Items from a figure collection
• • • • • • •
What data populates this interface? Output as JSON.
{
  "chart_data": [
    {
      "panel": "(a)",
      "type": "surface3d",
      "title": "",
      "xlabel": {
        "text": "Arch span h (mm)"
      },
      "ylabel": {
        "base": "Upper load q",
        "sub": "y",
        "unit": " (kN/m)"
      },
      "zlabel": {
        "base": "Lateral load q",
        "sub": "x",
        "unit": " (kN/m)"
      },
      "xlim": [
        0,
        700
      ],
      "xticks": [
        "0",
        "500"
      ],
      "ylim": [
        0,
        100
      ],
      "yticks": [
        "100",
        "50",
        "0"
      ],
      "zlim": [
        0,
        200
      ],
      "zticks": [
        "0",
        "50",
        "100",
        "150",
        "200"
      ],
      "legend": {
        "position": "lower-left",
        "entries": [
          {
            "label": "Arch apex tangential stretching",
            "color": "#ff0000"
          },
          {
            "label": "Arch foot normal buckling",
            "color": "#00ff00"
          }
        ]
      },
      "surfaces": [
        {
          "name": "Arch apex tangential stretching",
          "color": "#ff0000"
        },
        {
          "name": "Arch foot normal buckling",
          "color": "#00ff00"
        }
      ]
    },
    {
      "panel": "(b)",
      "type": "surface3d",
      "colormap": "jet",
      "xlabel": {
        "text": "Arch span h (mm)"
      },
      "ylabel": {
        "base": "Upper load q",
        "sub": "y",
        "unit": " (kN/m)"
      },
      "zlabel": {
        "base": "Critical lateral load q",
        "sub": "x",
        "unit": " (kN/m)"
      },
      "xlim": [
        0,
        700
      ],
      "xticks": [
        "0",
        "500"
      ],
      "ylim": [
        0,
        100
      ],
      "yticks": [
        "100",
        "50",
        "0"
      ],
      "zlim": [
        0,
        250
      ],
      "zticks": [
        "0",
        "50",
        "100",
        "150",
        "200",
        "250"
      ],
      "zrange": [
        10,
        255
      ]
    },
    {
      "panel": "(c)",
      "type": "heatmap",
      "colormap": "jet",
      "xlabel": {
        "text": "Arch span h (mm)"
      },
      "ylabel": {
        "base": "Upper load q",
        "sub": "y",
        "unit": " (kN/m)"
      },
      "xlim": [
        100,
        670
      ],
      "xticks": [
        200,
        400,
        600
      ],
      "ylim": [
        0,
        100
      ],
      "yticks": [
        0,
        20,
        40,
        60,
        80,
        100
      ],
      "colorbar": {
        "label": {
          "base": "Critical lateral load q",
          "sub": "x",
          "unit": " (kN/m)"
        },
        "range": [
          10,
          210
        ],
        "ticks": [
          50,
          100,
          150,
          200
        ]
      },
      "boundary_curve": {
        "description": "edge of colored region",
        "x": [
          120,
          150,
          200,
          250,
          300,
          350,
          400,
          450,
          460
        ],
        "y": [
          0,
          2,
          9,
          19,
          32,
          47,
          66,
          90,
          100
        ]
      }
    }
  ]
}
• • • • • • •
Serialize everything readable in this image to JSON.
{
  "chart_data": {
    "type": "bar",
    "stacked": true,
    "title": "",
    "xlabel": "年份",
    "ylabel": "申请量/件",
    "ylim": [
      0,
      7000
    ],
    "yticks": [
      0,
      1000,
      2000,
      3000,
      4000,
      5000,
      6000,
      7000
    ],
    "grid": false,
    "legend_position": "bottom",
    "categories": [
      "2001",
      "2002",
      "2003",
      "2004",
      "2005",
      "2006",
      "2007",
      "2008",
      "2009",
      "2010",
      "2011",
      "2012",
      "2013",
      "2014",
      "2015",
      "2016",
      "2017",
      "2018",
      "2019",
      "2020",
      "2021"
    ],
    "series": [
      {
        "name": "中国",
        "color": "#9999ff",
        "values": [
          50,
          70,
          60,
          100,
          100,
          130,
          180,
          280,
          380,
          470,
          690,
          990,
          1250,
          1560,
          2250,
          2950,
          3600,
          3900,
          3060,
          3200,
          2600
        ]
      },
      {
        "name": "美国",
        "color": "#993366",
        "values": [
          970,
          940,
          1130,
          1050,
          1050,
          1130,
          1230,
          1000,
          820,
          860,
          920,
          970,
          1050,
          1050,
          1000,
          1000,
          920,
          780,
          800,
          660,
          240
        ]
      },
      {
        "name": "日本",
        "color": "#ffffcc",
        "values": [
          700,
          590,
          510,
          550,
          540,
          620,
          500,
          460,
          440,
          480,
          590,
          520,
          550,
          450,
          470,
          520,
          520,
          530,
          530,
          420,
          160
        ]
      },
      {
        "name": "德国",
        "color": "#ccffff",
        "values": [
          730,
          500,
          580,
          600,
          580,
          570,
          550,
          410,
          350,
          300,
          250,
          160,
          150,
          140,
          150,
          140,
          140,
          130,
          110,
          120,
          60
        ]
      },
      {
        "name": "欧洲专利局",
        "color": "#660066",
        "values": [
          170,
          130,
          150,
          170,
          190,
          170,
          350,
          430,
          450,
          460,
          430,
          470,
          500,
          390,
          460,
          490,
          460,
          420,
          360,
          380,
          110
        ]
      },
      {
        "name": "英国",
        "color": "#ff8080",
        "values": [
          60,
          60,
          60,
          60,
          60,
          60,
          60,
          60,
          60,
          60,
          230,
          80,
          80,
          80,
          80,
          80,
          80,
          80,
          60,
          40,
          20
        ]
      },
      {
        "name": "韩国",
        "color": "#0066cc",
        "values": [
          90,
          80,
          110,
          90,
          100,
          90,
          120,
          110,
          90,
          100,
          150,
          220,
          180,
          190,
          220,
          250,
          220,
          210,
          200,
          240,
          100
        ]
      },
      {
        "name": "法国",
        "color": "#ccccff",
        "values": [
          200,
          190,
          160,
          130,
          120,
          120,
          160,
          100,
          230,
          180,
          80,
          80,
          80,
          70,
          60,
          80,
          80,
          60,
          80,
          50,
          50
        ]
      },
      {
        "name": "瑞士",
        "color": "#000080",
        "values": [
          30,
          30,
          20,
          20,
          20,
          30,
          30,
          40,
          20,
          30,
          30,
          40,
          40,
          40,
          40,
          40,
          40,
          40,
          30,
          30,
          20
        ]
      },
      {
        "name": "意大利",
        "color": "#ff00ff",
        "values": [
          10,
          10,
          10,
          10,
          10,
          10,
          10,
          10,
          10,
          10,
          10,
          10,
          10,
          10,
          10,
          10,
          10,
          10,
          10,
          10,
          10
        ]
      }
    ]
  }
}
• • • • • • •
* Task description
Identify the lines in the entries that hold "name" and return each one.

* Exercise response
          "name": "Arch apex tangential stretching",
          "name": "Arch foot normal buckling",
        "name": "中国",
        "name": "美国",
        "name": "日本",
        "name": "德国",
        "name": "欧洲专利局",
        "name": "英国",
        "name": "韩国",
        "name": "法国",
        "name": "瑞士",
        "name": "意大利",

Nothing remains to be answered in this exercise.